__PROBLEM TO WORK ON__
Restate the entire listing word for word.

════════════════════

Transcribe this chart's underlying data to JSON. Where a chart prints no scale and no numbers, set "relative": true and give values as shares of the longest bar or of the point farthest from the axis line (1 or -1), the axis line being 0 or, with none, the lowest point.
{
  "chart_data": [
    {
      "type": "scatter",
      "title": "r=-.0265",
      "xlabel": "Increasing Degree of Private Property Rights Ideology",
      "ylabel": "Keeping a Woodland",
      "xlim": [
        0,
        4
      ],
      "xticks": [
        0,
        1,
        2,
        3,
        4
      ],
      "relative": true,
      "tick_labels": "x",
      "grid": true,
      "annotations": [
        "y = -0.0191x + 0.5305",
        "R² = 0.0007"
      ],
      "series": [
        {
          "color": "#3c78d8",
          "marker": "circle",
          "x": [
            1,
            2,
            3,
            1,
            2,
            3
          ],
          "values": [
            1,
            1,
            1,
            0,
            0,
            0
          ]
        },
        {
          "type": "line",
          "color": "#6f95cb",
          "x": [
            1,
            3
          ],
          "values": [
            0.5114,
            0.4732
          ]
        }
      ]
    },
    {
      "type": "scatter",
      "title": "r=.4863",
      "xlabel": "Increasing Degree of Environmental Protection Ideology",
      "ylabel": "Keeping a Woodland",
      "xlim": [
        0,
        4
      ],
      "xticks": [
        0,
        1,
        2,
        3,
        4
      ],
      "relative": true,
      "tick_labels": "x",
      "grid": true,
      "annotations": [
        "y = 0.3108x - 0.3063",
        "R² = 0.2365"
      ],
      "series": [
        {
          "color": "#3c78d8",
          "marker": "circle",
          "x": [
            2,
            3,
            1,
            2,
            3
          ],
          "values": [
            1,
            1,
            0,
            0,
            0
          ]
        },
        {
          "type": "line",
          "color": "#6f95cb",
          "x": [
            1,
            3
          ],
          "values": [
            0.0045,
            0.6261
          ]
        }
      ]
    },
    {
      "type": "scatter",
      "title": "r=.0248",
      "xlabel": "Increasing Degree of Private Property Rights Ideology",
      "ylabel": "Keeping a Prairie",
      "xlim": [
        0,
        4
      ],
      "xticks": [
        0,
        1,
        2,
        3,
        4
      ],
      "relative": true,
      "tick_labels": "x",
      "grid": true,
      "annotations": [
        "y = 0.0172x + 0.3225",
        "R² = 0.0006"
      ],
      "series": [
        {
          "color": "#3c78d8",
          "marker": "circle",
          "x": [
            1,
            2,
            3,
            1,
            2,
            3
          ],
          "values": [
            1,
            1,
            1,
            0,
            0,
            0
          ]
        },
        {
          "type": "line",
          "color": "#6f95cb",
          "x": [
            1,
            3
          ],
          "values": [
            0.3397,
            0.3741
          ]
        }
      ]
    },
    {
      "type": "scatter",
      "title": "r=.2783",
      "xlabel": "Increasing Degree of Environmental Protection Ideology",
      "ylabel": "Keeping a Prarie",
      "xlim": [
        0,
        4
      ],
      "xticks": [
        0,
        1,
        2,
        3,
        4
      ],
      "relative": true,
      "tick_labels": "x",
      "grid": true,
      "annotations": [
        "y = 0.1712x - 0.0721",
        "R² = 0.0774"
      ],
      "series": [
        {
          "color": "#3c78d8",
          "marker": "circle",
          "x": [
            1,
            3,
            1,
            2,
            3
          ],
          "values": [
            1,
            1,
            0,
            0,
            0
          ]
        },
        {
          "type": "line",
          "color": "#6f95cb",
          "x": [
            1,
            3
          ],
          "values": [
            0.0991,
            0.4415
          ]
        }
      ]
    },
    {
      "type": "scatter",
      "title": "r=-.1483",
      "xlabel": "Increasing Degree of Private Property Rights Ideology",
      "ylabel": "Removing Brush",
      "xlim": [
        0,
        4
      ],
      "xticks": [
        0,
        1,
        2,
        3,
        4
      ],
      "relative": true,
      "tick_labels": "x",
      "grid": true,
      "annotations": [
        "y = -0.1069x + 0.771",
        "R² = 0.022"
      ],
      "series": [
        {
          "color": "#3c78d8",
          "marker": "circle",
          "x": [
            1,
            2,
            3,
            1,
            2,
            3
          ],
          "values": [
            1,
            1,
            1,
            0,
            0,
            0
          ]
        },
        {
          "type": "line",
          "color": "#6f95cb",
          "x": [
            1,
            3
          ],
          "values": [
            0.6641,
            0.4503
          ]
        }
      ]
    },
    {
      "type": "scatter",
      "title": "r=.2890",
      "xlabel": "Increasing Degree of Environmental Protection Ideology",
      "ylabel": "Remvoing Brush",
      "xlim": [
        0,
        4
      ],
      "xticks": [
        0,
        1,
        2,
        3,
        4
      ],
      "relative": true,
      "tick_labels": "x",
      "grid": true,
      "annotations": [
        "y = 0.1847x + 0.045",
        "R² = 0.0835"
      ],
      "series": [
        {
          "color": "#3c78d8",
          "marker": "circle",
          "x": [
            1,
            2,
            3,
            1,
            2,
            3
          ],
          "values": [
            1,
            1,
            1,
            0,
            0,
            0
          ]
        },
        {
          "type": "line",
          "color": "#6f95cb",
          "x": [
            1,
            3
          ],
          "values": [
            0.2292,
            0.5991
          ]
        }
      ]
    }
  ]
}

════════════════════

__COMPLETED TASK__
Transcribe this chart's underlying data to JSON. Where a chart prints no scale and no numbers, set "relative": true and give values as shares of the longest bar or of the point farthest from the axis line (1 or -1), the axis line being 0 or, with none, the lowest point.
{
  "chart_data": [
    {
      "type": "scatter",
      "title": "r=-.0265",
      "xlabel": "Increasing Degree of Private Property Rights Ideology",
      "ylabel": "Keeping a Woodland",
      "xlim": [
        0,
        4
      ],
      "xticks": [
        0,
        1,
        2,
        3,
        4
      ],
      "relative": true,
      "tick_labels": "x",
      "grid": true,
      "annotations": [
        "y = -0.0191x + 0.5305",
        "R² = 0.0007"
      ],
      "series": [
        {
          "color": "#3c78d8",
          "marker": "circle",
          "x": [
            1,
            2,
            3,
            1,
            2,
            3
          ],
          "values": [
            1,
            1,
            1,
            0,
            0,
            0
          ]
        },
        {
          "type": "line",
          "color": "#6f95cb",
          "x": [
            1,
            3
          ],
          "values": [
            0.5114,
            0.4732
          ]
        }
      ]
    },
    {
      "type": "scatter",
      "title": "r=.4863",
      "xlabel": "Increasing Degree of Environmental Protection Ideology",
      "ylabel": "Keeping a Woodland",
      "xlim": [
        0,
        4
      ],
      "xticks": [
        0,
        1,
        2,
        3,
        4
      ],
      "relative": true,
      "tick_labels": "x",
      "grid": true,
      "annotations": [
        "y = 0.3108x - 0.3063",
        "R² = 0.2365"
      ],
      "series": [
        {
          "color": "#3c78d8",
          "marker": "circle",
          "x": [
            2,
            3,
            1,
            2,
            3
          ],
          "values": [
            1,
            1,
            0,
            0,
            0
          ]
        },
        {
          "type": "line",
          "color": "#6f95cb",
          "x": [
            1,
            3
          ],
          "values": [
            0.0045,
            0.6261
          ]
        }
      ]
    },
    {
      "type": "scatter",
      "title": "r=.0248",
      "xlabel": "Increasing Degree of Private Property Rights Ideology",
      "ylabel": "Keeping a Prairie",
      "xlim": [
        0,
        4
      ],
      "xticks": [
        0,
        1,
        2,
        3,
        4
      ],
      "relative": true,
      "tick_labels": "x",
      "grid": true,
      "annotations": [
        "y = 0.0172x + 0.3225",
        "R² = 0.0006"
      ],
      "series": [
        {
          "color": "#3c78d8",
          "marker": "circle",
          "x": [
            1,
            2,
            3,
            1,
            2,
            3
          ],
          "values": [
            1,
            1,
            1,
            0,
            0,
            0
          ]
        },
        {
          "type": "line",
          "color": "#6f95cb",
          "x": [
            1,
            3
          ],
          "values": [
            0.3397,
            0.3741
          ]
        }
      ]
    },
    {
      "type": "scatter",
      "title": "r=.2783",
      "xlabel": "Increasing Degree of Environmental Protection Ideology",
      "ylabel": "Keeping a Prarie",
      "xlim": [
        0,
        4
      ],
      "xticks": [
        0,
        1,
        2,
        3,
        4
      ],
      "relative": true,
      "tick_labels": "x",
      "grid": true,
      "annotations": [
        "y = 0.1712x - 0.0721",
        "R² = 0.0774"
      ],
      "series": [
        {
          "color": "#3c78d8",
          "marker": "circle",
          "x": [
            1,
            3,
            1,
            2,
            3
          ],
          "values": [
            1,
            1,
            0,
            0,
            0
          ]
        },
        {
          "type": "line",
          "color": "#6f95cb",
          "x": [
            1,
            3
          ],
          "values": [
            0.0991,
            0.4415
          ]
        }
      ]
    },
    {
      "type": "scatter",
      "title": "r=-.1483",
      "xlabel": "Increasing Degree of Private Property Rights Ideology",
      "ylabel": "Removing Brush",
      "xlim": [
        0,
        4
      ],
      "xticks": [
        0,
        1,
        2,
        3,
        4
      ],
      "relative": true,
      "tick_labels": "x",
      "grid": true,
      "annotations": [
        "y = -0.1069x + 0.771",
        "R² = 0.022"
      ],
      "series": [
        {
          "color": "#3c78d8",
          "marker": "circle",
          "x": [
            1,
            2,
            3,
            1,
            2,
            3
          ],
          "values": [
            1,
            1,
            1,
            0,
            0,
            0
          ]
        },
        {
          "type": "line",
          "color": "#6f95cb",
          "x": [
            1,
            3
          ],
          "values": [
            0.6641,
            0.4503
          ]
        }
      ]
    },
    {
      "type": "scatter",
      "title": "r=.2890",
      "xlabel": "Increasing Degree of Environmental Protection Ideology",
      "ylabel": "Remvoing Brush",
      "xlim": [
        0,
        4
      ],
      "xticks": [
        0,
        1,
        2,
        3,
        4
      ],
      "relative": true,
      "tick_labels": "x",
      "grid": true,
      "annotations": [
        "y = 0.1847x + 0.045",
        "R² = 0.0835"
      ],
      "series": [
        {
          "color": "#3c78d8",
          "marker": "circle",
          "x": [
            1,
            2,
            3,
            1,
            2,
            3
          ],
          "values": [
            1,
            1,
            1,
            0,
            0,
            0
          ]
        },
        {
          "type": "line",
          "color": "#6f95cb",
          "x": [
            1,
            3
          ],
          "values": [
            0.2292,
            0.5991
          ]
        }
      ]
    }
  ]
}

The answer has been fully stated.